═════ SUPPLIED MATERIAL

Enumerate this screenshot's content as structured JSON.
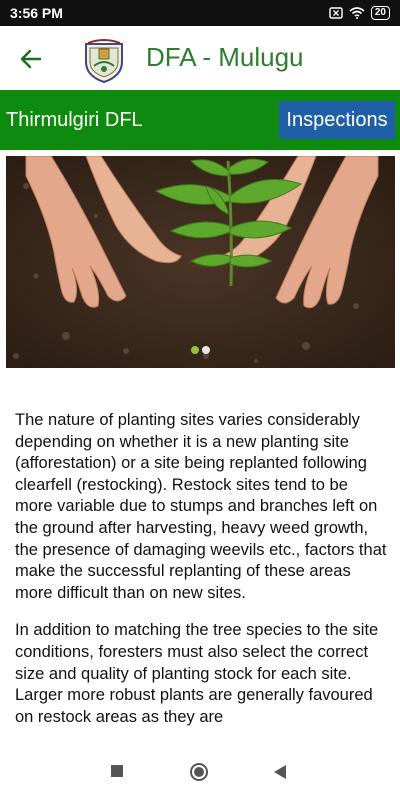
{
  "status": {
    "time": "3:56 PM",
    "battery": "20",
    "icons": [
      "screen-record-icon",
      "wifi-icon",
      "battery-icon"
    ]
  },
  "appbar": {
    "title": "DFA - Mulugu",
    "back_icon": "arrow-left-icon",
    "logo": "emblem-logo"
  },
  "location_bar": {
    "location": "Thirmulgiri DFL",
    "inspections_label": "Inspections",
    "bg_color": "#0e8a0e",
    "button_color": "#1f5fa8"
  },
  "slider": {
    "slide_count": 2,
    "active_index": 0
  },
  "content": {
    "paragraphs": [
      "The nature of planting sites varies considerably depending on whether it is a new planting site (afforestation) or a site being replanted following clearfell (restocking).  Restock sites tend to be more variable due to stumps and branches left on the ground after harvesting, heavy weed growth, the presence of damaging weevils etc., factors that make the successful replanting of these areas more difficult than on new sites.",
      "In addition to matching the tree species to the site conditions, foresters must also select the correct size and quality of planting stock for each site. Larger more robust plants are generally favoured on restock areas as they are"
    ]
  },
  "navbar": {
    "buttons": [
      "recents-square-icon",
      "home-circle-icon",
      "back-triangle-icon"
    ]
  }
}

══════════

- [STATED EXERCISE]: Give the number of lines in the material above that have the word "left" in them, and nothing more.

- [TASK SOLUTION]: 2